### Aim:
Reproduce the listing that follows with no differences at all.

>> Start

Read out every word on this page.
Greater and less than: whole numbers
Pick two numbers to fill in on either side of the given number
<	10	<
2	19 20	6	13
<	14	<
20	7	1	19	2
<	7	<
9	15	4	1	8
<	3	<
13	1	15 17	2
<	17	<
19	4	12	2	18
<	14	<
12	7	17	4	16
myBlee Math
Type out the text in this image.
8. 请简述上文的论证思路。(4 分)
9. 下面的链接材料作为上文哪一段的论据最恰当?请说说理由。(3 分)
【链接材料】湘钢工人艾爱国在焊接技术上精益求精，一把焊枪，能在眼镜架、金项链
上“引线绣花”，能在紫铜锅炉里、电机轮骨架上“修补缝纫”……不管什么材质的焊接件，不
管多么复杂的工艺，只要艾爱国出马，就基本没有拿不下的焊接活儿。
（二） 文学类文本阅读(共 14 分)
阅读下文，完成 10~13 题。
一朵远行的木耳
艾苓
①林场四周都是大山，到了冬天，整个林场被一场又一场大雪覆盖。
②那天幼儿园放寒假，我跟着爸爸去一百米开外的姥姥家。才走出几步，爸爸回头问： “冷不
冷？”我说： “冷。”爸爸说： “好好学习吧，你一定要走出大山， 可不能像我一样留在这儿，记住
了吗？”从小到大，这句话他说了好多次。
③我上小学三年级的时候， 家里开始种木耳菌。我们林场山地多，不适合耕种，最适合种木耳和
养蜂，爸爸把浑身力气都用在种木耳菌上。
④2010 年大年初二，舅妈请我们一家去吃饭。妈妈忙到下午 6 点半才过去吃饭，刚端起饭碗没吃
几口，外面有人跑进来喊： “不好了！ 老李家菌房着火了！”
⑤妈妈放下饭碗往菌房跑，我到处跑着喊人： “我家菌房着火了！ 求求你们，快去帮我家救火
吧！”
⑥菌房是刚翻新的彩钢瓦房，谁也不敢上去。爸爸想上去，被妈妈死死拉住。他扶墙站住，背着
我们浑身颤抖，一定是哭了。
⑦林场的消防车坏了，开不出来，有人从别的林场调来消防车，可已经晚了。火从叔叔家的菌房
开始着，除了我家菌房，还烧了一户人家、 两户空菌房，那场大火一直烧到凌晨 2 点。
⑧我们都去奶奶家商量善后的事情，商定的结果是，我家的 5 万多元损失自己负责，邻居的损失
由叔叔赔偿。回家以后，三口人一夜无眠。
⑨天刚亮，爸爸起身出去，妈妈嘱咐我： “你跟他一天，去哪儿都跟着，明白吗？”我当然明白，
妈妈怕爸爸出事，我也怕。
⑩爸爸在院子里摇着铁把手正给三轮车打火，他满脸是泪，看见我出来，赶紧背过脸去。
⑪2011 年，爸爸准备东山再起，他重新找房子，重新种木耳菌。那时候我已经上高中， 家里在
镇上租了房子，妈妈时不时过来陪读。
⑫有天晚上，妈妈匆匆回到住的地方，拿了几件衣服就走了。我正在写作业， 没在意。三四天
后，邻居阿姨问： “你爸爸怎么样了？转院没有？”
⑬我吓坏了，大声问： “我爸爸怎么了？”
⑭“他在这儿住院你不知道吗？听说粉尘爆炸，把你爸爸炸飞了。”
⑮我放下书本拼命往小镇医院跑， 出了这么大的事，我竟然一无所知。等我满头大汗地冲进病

>> End

### Response for this exercise:
Read out every word on this page.
Greater and less than: whole numbers
Pick two numbers to fill in on either side of the given number
<	10	<
2	19 20	6	13
<	14	<
20	7	1	19	2
<	7	<
9	15	4	1	8
<	3	<
13	1	15 17	2
<	17	<
19	4	12	2	18
<	14	<
12	7	17	4	16
myBlee Math
Type out the text in this image.
8. 请简述上文的论证思路。(4 分)
9. 下面的链接材料作为上文哪一段的论据最恰当?请说说理由。(3 分)
【链接材料】湘钢工人艾爱国在焊接技术上精益求精，一把焊枪，能在眼镜架、金项链
上“引线绣花”，能在紫铜锅炉里、电机轮骨架上“修补缝纫”……不管什么材质的焊接件，不
管多么复杂的工艺，只要艾爱国出马，就基本没有拿不下的焊接活儿。
（二） 文学类文本阅读(共 14 分)
阅读下文，完成 10~13 题。
一朵远行的木耳
艾苓
①林场四周都是大山，到了冬天，整个林场被一场又一场大雪覆盖。
②那天幼儿园放寒假，我跟着爸爸去一百米开外的姥姥家。才走出几步，爸爸回头问： “冷不
冷？”我说： “冷。”爸爸说： “好好学习吧，你一定要走出大山， 可不能像我一样留在这儿，记住
了吗？”从小到大，这句话他说了好多次。
③我上小学三年级的时候， 家里开始种木耳菌。我们林场山地多，不适合耕种，最适合种木耳和
养蜂，爸爸把浑身力气都用在种木耳菌上。
④2010 年大年初二，舅妈请我们一家去吃饭。妈妈忙到下午 6 点半才过去吃饭，刚端起饭碗没吃
几口，外面有人跑进来喊： “不好了！ 老李家菌房着火了！”
⑤妈妈放下饭碗往菌房跑，我到处跑着喊人： “我家菌房着火了！ 求求你们，快去帮我家救火
吧！”
⑥菌房是刚翻新的彩钢瓦房，谁也不敢上去。爸爸想上去，被妈妈死死拉住。他扶墙站住，背着
我们浑身颤抖，一定是哭了。
⑦林场的消防车坏了，开不出来，有人从别的林场调来消防车，可已经晚了。火从叔叔家的菌房
开始着，除了我家菌房，还烧了一户人家、 两户空菌房，那场大火一直烧到凌晨 2 点。
⑧我们都去奶奶家商量善后的事情，商定的结果是，我家的 5 万多元损失自己负责，邻居的损失
由叔叔赔偿。回家以后，三口人一夜无眠。
⑨天刚亮，爸爸起身出去，妈妈嘱咐我： “你跟他一天，去哪儿都跟着，明白吗？”我当然明白，
妈妈怕爸爸出事，我也怕。
⑩爸爸在院子里摇着铁把手正给三轮车打火，他满脸是泪，看见我出来，赶紧背过脸去。
⑪2011 年，爸爸准备东山再起，他重新找房子，重新种木耳菌。那时候我已经上高中， 家里在
镇上租了房子，妈妈时不时过来陪读。
⑫有天晚上，妈妈匆匆回到住的地方，拿了几件衣服就走了。我正在写作业， 没在意。三四天
后，邻居阿姨问： “你爸爸怎么样了？转院没有？”
⑬我吓坏了，大声问： “我爸爸怎么了？”
⑭“他在这儿住院你不知道吗？听说粉尘爆炸，把你爸爸炸飞了。”
⑮我放下书本拼命往小镇医院跑， 出了这么大的事，我竟然一无所知。等我满头大汗地冲进病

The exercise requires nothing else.